Work required: Pick out every line with the word "name" and copy it.

Records:
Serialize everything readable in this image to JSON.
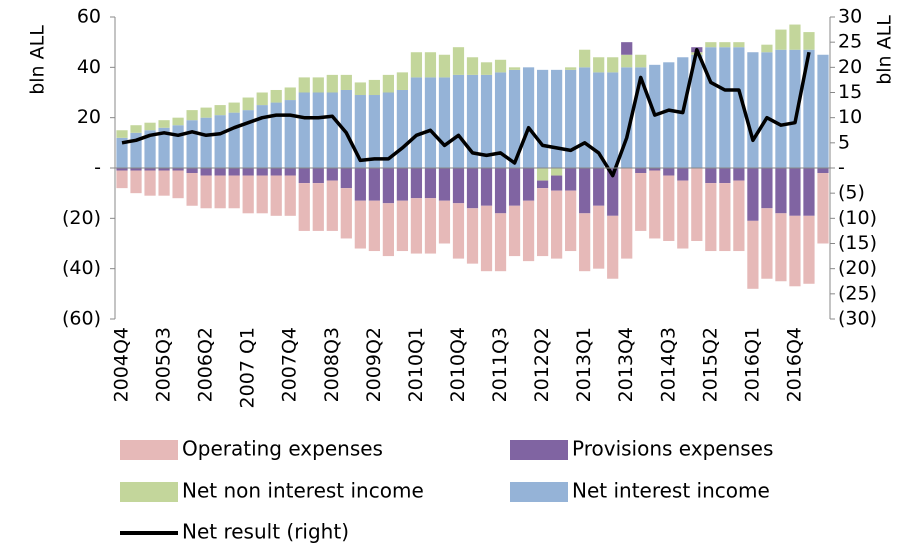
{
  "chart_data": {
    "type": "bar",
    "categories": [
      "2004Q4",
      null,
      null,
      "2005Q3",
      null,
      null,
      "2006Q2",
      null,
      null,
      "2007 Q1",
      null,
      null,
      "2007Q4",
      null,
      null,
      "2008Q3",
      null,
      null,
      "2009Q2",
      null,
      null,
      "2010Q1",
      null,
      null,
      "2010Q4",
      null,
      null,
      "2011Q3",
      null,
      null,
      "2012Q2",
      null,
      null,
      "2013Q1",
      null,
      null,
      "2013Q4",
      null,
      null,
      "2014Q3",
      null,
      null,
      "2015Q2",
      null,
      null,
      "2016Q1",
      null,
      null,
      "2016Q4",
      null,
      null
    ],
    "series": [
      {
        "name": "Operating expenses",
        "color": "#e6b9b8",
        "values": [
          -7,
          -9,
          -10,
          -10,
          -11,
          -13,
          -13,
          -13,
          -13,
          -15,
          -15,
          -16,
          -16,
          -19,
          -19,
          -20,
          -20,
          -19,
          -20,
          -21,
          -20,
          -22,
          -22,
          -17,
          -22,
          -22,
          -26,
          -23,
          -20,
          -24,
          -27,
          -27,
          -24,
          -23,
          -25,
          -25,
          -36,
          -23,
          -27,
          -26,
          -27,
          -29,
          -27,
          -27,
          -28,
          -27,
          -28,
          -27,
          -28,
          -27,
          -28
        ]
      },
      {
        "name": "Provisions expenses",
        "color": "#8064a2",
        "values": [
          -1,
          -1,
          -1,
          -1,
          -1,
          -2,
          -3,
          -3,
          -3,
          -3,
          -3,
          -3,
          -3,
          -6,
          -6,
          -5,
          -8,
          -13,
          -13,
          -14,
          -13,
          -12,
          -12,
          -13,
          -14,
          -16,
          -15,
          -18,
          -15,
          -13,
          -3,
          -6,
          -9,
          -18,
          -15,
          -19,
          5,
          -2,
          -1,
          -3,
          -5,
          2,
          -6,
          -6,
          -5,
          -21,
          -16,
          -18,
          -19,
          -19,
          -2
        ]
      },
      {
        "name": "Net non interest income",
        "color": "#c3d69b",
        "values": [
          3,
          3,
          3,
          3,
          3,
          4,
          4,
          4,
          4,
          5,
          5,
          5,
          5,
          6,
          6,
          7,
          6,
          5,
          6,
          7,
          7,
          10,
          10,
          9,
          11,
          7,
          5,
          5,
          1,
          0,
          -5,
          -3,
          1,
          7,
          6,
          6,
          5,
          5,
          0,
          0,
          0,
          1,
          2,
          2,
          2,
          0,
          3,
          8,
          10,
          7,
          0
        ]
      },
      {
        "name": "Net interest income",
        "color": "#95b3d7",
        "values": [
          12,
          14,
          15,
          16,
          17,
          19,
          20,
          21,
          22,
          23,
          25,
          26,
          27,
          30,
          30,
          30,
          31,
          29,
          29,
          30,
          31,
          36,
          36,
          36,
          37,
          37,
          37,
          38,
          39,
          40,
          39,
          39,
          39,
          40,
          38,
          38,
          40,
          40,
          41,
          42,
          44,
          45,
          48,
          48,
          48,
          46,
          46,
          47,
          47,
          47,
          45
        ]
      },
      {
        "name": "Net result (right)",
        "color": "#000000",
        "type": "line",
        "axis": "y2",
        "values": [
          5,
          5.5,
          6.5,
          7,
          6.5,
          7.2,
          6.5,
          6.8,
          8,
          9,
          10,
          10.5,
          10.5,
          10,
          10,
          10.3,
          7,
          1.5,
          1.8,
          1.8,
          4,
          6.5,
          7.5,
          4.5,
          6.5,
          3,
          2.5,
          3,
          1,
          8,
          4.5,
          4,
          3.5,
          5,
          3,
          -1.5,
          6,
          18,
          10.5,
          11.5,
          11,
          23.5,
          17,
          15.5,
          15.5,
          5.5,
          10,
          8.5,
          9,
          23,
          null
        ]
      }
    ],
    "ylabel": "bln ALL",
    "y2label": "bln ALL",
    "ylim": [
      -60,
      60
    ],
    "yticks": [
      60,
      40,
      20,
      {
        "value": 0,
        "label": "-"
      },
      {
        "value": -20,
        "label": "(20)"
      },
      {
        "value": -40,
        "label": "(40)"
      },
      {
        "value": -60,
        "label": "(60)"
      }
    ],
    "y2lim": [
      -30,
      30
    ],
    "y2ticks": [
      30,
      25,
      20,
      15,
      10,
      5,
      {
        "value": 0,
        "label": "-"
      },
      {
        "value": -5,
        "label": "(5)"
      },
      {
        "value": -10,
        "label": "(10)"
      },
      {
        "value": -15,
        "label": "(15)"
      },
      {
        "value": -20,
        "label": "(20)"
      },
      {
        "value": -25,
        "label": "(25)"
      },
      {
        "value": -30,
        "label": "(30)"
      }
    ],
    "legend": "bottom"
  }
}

Reply to the exercise:
        "name": "Operating expenses",
        "name": "Provisions expenses",
        "name": "Net non interest income",
        "name": "Net interest income",
        "name": "Net result (right)",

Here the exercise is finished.